▶ **DATASET EXCERPTS**:
•••••

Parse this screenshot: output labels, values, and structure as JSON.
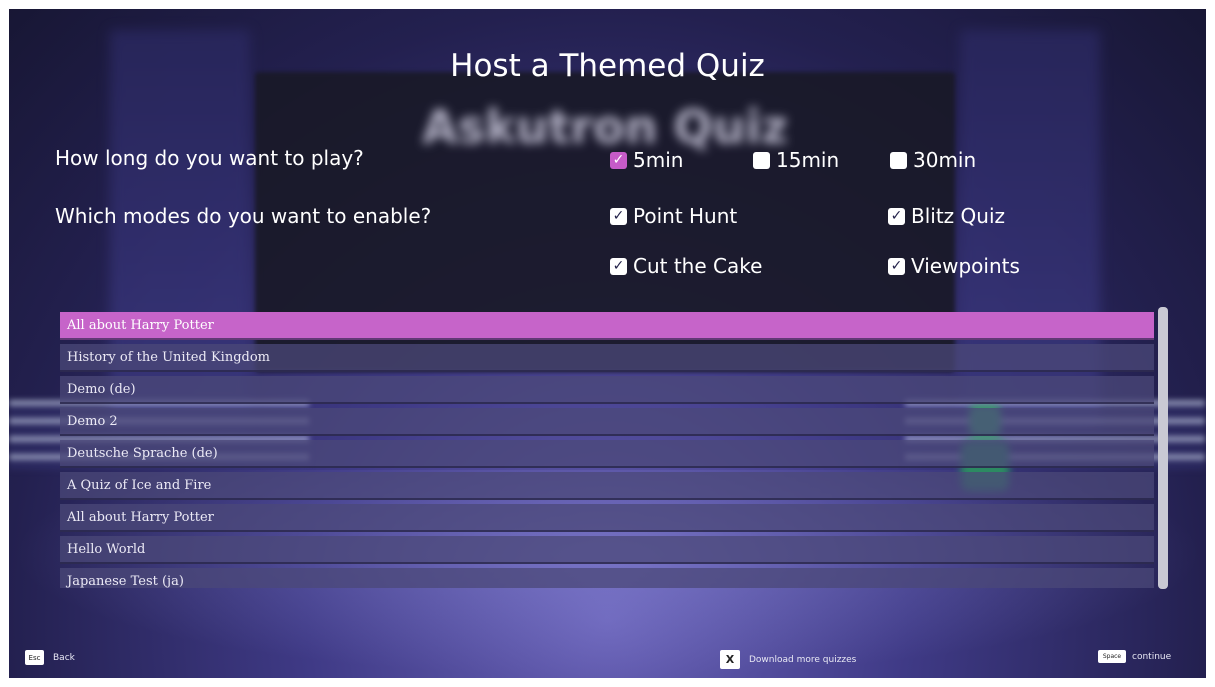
{
  "title": "Host a Themed Quiz",
  "background_board_title": "Askutron Quiz",
  "duration": {
    "label": "How long do you want to play?",
    "options": [
      {
        "label": "5min",
        "checked": true,
        "highlight": true
      },
      {
        "label": "15min",
        "checked": false
      },
      {
        "label": "30min",
        "checked": false
      }
    ]
  },
  "modes": {
    "label": "Which modes do you want to enable?",
    "options": [
      {
        "label": "Point Hunt",
        "checked": true
      },
      {
        "label": "Blitz Quiz",
        "checked": true
      },
      {
        "label": "Cut the Cake",
        "checked": true
      },
      {
        "label": "Viewpoints",
        "checked": true
      }
    ]
  },
  "quiz_list": [
    {
      "label": "All about Harry Potter",
      "selected": true
    },
    {
      "label": "History of the United Kingdom"
    },
    {
      "label": "Demo (de)"
    },
    {
      "label": "Demo 2"
    },
    {
      "label": "Deutsche Sprache (de)"
    },
    {
      "label": "A Quiz of Ice and Fire"
    },
    {
      "label": "All about Harry Potter"
    },
    {
      "label": "Hello World"
    },
    {
      "label": "Japanese Test (ja)"
    }
  ],
  "footer": {
    "back": {
      "key": "Esc",
      "label": "Back"
    },
    "download": {
      "key": "X",
      "label": "Download more quizzes"
    },
    "continue": {
      "key": "Space",
      "label": "continue"
    }
  },
  "colors": {
    "accent": "#c664c9",
    "row": "#4b4878"
  }
}
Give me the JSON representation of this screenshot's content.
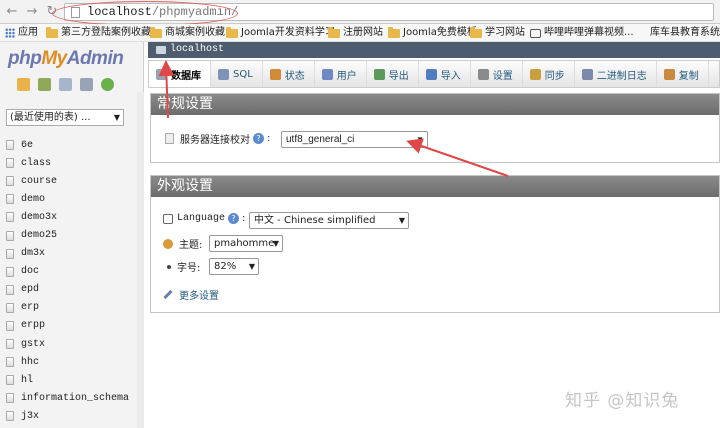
{
  "browser": {
    "url_host": "localhost",
    "url_path": "/phpmyadmin/"
  },
  "bookmarks": [
    {
      "label": "应用",
      "icon": "apps-grid-icon"
    },
    {
      "label": "第三方登陆案例收藏",
      "icon": "folder-icon"
    },
    {
      "label": "商城案例收藏",
      "icon": "folder-icon"
    },
    {
      "label": "Joomla开发资料学习",
      "icon": "folder-icon"
    },
    {
      "label": "注册网站",
      "icon": "folder-icon"
    },
    {
      "label": "Joomla免费模板",
      "icon": "folder-icon"
    },
    {
      "label": "学习网站",
      "icon": "folder-icon"
    },
    {
      "label": "哔哩哔哩弹幕视频...",
      "icon": "bilibili-icon"
    },
    {
      "label": "库车县教育系统学",
      "icon": "none"
    }
  ],
  "sidebar": {
    "logo_php": "php",
    "logo_my": "My",
    "logo_admin": "Admin",
    "recent_select": "(最近使用的表) ...",
    "databases": [
      "6e",
      "class",
      "course",
      "demo",
      "demo3x",
      "demo25",
      "dm3x",
      "doc",
      "epd",
      "erp",
      "erpp",
      "gstx",
      "hhc",
      "hl",
      "information_schema",
      "j3x"
    ]
  },
  "breadcrumb": {
    "server": "localhost"
  },
  "tabs": [
    {
      "label": "数据库",
      "icon": "database-icon"
    },
    {
      "label": "SQL",
      "icon": "sql-icon"
    },
    {
      "label": "状态",
      "icon": "status-icon"
    },
    {
      "label": "用户",
      "icon": "users-icon"
    },
    {
      "label": "导出",
      "icon": "export-icon"
    },
    {
      "label": "导入",
      "icon": "import-icon"
    },
    {
      "label": "设置",
      "icon": "wrench-icon"
    },
    {
      "label": "同步",
      "icon": "sync-icon"
    },
    {
      "label": "二进制日志",
      "icon": "binlog-icon"
    },
    {
      "label": "复制",
      "icon": "replication-icon"
    }
  ],
  "general_settings": {
    "title": "常规设置",
    "collation_label": "服务器连接校对",
    "collation_value": "utf8_general_ci"
  },
  "appearance_settings": {
    "title": "外观设置",
    "language_label": "Language",
    "language_value": "中文 - Chinese simplified",
    "theme_label": "主题:",
    "theme_value": "pmahomme",
    "fontsize_label": "字号:",
    "fontsize_value": "82%",
    "more_settings": "更多设置"
  },
  "watermark": "知乎 @知识兔",
  "colors": {
    "annotation_red": "#e04848",
    "link_blue": "#235a81",
    "panel_header": "#7b7b7b",
    "breadcrumb_bg": "#4d5c6e"
  }
}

•••••

▶ **TASK DETAILS**:
Copy the data exactly. Any picture it contains is to be omitted.

▶ **RESPONSE**:
Parse this screenshot: output labels, values, and structure as JSON.
{
  "title": "Host a Themed Quiz",
  "background_board_title": "Askutron Quiz",
  "duration": {
    "label": "How long do you want to play?",
    "options": [
      {
        "label": "5min",
        "checked": true,
        "highlight": true
      },
      {
        "label": "15min",
        "checked": false
      },
      {
        "label": "30min",
        "checked": false
      }
    ]
  },
  "modes": {
    "label": "Which modes do you want to enable?",
    "options": [
      {
        "label": "Point Hunt",
        "checked": true
      },
      {
        "label": "Blitz Quiz",
        "checked": true
      },
      {
        "label": "Cut the Cake",
        "checked": true
      },
      {
        "label": "Viewpoints",
        "checked": true
      }
    ]
  },
  "quiz_list": [
    {
      "label": "All about Harry Potter",
      "selected": true
    },
    {
      "label": "History of the United Kingdom"
    },
    {
      "label": "Demo (de)"
    },
    {
      "label": "Demo 2"
    },
    {
      "label": "Deutsche Sprache (de)"
    },
    {
      "label": "A Quiz of Ice and Fire"
    },
    {
      "label": "All about Harry Potter"
    },
    {
      "label": "Hello World"
    },
    {
      "label": "Japanese Test (ja)"
    }
  ],
  "footer": {
    "back": {
      "key": "Esc",
      "label": "Back"
    },
    "download": {
      "key": "X",
      "label": "Download more quizzes"
    },
    "continue": {
      "key": "Space",
      "label": "continue"
    }
  },
  "colors": {
    "accent": "#c664c9",
    "row": "#4b4878"
  }
}
Give me the JSON representation of this screenshot's content.
{
  "browser": {
    "url_host": "localhost",
    "url_path": "/phpmyadmin/"
  },
  "bookmarks": [
    {
      "label": "应用",
      "icon": "apps-grid-icon"
    },
    {
      "label": "第三方登陆案例收藏",
      "icon": "folder-icon"
    },
    {
      "label": "商城案例收藏",
      "icon": "folder-icon"
    },
    {
      "label": "Joomla开发资料学习",
      "icon": "folder-icon"
    },
    {
      "label": "注册网站",
      "icon": "folder-icon"
    },
    {
      "label": "Joomla免费模板",
      "icon": "folder-icon"
    },
    {
      "label": "学习网站",
      "icon": "folder-icon"
    },
    {
      "label": "哔哩哔哩弹幕视频...",
      "icon": "bilibili-icon"
    },
    {
      "label": "库车县教育系统学",
      "icon": "none"
    }
  ],
  "sidebar": {
    "logo_php": "php",
    "logo_my": "My",
    "logo_admin": "Admin",
    "recent_select": "(最近使用的表) ...",
    "databases": [
      "6e",
      "class",
      "course",
      "demo",
      "demo3x",
      "demo25",
      "dm3x",
      "doc",
      "epd",
      "erp",
      "erpp",
      "gstx",
      "hhc",
      "hl",
      "information_schema",
      "j3x"
    ]
  },
  "breadcrumb": {
    "server": "localhost"
  },
  "tabs": [
    {
      "label": "数据库",
      "icon": "database-icon"
    },
    {
      "label": "SQL",
      "icon": "sql-icon"
    },
    {
      "label": "状态",
      "icon": "status-icon"
    },
    {
      "label": "用户",
      "icon": "users-icon"
    },
    {
      "label": "导出",
      "icon": "export-icon"
    },
    {
      "label": "导入",
      "icon": "import-icon"
    },
    {
      "label": "设置",
      "icon": "wrench-icon"
    },
    {
      "label": "同步",
      "icon": "sync-icon"
    },
    {
      "label": "二进制日志",
      "icon": "binlog-icon"
    },
    {
      "label": "复制",
      "icon": "replication-icon"
    }
  ],
  "general_settings": {
    "title": "常规设置",
    "collation_label": "服务器连接校对",
    "collation_value": "utf8_general_ci"
  },
  "appearance_settings": {
    "title": "外观设置",
    "language_label": "Language",
    "language_value": "中文 - Chinese simplified",
    "theme_label": "主题:",
    "theme_value": "pmahomme",
    "fontsize_label": "字号:",
    "fontsize_value": "82%",
    "more_settings": "更多设置"
  },
  "watermark": "知乎 @知识兔",
  "colors": {
    "annotation_red": "#e04848",
    "link_blue": "#235a81",
    "panel_header": "#7b7b7b",
    "breadcrumb_bg": "#4d5c6e"
  }
}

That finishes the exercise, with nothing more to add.